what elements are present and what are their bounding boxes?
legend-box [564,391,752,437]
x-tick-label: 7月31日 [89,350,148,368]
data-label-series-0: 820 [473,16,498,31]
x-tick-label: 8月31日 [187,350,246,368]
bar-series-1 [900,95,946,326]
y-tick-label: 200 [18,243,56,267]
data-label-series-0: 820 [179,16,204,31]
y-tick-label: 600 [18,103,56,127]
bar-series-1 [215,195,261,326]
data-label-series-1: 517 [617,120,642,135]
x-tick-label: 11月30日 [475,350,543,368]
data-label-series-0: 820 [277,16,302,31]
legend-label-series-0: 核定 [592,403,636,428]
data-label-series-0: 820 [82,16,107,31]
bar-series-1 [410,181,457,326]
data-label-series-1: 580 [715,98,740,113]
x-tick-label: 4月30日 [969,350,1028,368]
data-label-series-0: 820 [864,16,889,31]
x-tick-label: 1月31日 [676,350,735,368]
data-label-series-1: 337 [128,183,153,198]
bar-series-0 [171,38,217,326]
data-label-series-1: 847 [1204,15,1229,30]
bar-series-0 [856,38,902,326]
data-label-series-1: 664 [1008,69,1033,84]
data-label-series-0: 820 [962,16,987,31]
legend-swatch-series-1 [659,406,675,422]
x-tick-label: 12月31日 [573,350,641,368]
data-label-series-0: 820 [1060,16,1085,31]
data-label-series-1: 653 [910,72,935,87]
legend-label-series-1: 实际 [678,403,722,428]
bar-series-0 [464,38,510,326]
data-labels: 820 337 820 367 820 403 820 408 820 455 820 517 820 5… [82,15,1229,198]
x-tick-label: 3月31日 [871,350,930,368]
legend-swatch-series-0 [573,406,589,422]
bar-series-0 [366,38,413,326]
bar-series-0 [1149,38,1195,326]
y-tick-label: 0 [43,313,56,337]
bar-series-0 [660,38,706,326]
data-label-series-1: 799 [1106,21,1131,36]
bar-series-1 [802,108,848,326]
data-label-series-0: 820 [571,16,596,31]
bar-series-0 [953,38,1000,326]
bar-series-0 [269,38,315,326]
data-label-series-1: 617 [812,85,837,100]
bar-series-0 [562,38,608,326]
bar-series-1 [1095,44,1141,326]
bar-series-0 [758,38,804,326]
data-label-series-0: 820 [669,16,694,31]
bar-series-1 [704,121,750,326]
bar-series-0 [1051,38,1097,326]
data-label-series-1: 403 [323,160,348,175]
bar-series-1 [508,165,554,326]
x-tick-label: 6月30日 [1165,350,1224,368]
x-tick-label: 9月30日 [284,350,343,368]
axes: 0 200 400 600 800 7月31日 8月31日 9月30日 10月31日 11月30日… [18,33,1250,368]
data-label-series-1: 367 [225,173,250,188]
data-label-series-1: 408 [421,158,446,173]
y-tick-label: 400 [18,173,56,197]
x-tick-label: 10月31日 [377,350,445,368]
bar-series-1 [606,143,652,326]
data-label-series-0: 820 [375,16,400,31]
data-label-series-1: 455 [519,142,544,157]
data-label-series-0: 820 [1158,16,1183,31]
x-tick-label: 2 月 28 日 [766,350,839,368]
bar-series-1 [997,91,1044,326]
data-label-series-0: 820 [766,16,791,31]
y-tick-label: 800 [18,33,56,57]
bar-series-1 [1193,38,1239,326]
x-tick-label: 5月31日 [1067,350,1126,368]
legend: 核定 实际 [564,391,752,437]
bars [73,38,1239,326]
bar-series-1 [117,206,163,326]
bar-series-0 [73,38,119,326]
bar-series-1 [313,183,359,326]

+-------+

Put every line of the data above into a Markdown table with a Row column for the line's position and an Entry column for the line itself. Leave out any blank lines.

| Row | Entry |
|---|---|
| 1 | what elements are present and what are their bounding boxes? |
| 2 | legend-box [564,391,752,437] |
| 3 | x-tick-label: 7月31日 [89,350,148,368] |
| 4 | data-label-series-0: 820 [473,16,498,31] |
| 5 | x-tick-label: 8月31日 [187,350,246,368] |
| 6 | bar-series-1 [900,95,946,326] |
| 7 | y-tick-label: 200 [18,243,56,267] |
| 8 | data-label-series-0: 820 [179,16,204,31] |
| 9 | y-tick-label: 600 [18,103,56,127] |
| 10 | bar-series-1 [215,195,261,326] |
| 11 | data-label-series-1: 517 [617,120,642,135] |
| 12 | x-tick-label: 11月30日 [475,350,543,368] |
| 13 | data-label-series-0: 820 [277,16,302,31] |
| 14 | legend-label-series-0: 核定 [592,403,636,428] |
| 15 | data-label-series-0: 820 [82,16,107,31] |
| 16 | bar-series-1 [410,181,457,326] |
| 17 | data-label-series-1: 580 [715,98,740,113] |
| 18 | x-tick-label: 4月30日 [969,350,1028,368] |
| 19 | data-label-series-0: 820 [864,16,889,31] |
| 20 | x-tick-label: 1月31日 [676,350,735,368] |
| 21 | data-label-series-1: 337 [128,183,153,198] |
| 22 | bar-series-0 [171,38,217,326] |
| 23 | data-label-series-1: 847 [1204,15,1229,30] |
| 24 | bar-series-0 [856,38,902,326] |
| 25 | data-label-series-1: 664 [1008,69,1033,84] |
| 26 | data-label-series-0: 820 [962,16,987,31] |
| 27 | legend-swatch-series-1 [659,406,675,422] |
| 28 | x-tick-label: 12月31日 [573,350,641,368] |
| 29 | data-label-series-0: 820 [1060,16,1085,31] |
| 30 | data-label-series-1: 653 [910,72,935,87] |
| 31 | legend-label-series-1: 实际 [678,403,722,428] |
| 32 | bar-series-0 [464,38,510,326] |
| 33 | data-labels: 820 337 820 367 820 403 820 408 820 455 820 517 820 5… [82,15,1229,198] |
| 34 | x-tick-label: 3月31日 [871,350,930,368] |
| 35 | legend-swatch-series-0 [573,406,589,422] |
| 36 | bar-series-0 [366,38,413,326] |
| 37 | bar-series-0 [1149,38,1195,326] |
| 38 | y-tick-label: 0 [43,313,56,337] |
| 39 | bar-series-0 [660,38,706,326] |
| 40 | data-label-series-1: 799 [1106,21,1131,36] |
| 41 | bar-series-1 [802,108,848,326] |
| 42 | data-label-series-0: 820 [571,16,596,31] |
| 43 | bar-series-0 [953,38,1000,326] |
| 44 | bar-series-0 [269,38,315,326] |
| 45 | data-label-series-1: 617 [812,85,837,100] |
| 46 | bar-series-0 [562,38,608,326] |
| 47 | bar-series-1 [1095,44,1141,326] |
| 48 | bar-series-0 [758,38,804,326] |
| 49 | data-label-series-0: 820 [669,16,694,31] |
| 50 | bar-series-1 [704,121,750,326] |
| 51 | bar-series-0 [1051,38,1097,326] |
| 52 | data-label-series-1: 403 [323,160,348,175] |
| 53 | bar-series-1 [508,165,554,326] |
| 54 | x-tick-label: 6月30日 [1165,350,1224,368] |
| 55 | x-tick-label: 9月30日 [284,350,343,368] |
| 56 | axes: 0 200 400 600 800 7月31日 8月31日 9月30日 10月31日 11月30日… [18,33,1250,368] |
| 57 | data-label-series-1: 367 [225,173,250,188] |
| 58 | data-label-series-1: 408 [421,158,446,173] |
| 59 | y-tick-label: 400 [18,173,56,197] |
| 60 | x-tick-label: 10月31日 [377,350,445,368] |
| 61 | bar-series-1 [606,143,652,326] |
| 62 | data-label-series-0: 820 [375,16,400,31] |
| 63 | data-label-series-1: 455 [519,142,544,157] |
| 64 | data-label-series-0: 820 [1158,16,1183,31] |
| 65 | x-tick-label: 2 月 28 日 [766,350,839,368] |
| 66 | bar-series-1 [997,91,1044,326] |
| 67 | data-label-series-0: 820 [766,16,791,31] |
| 68 | y-tick-label: 800 [18,33,56,57] |
| 69 | bar-series-1 [1193,38,1239,326] |
| 70 | x-tick-label: 5月31日 [1067,350,1126,368] |
| 71 | legend: 核定 实际 [564,391,752,437] |
| 72 | bars [73,38,1239,326] |
| 73 | bar-series-1 [117,206,163,326] |
| 74 | bar-series-0 [73,38,119,326] |
| 75 | bar-series-1 [313,183,359,326] |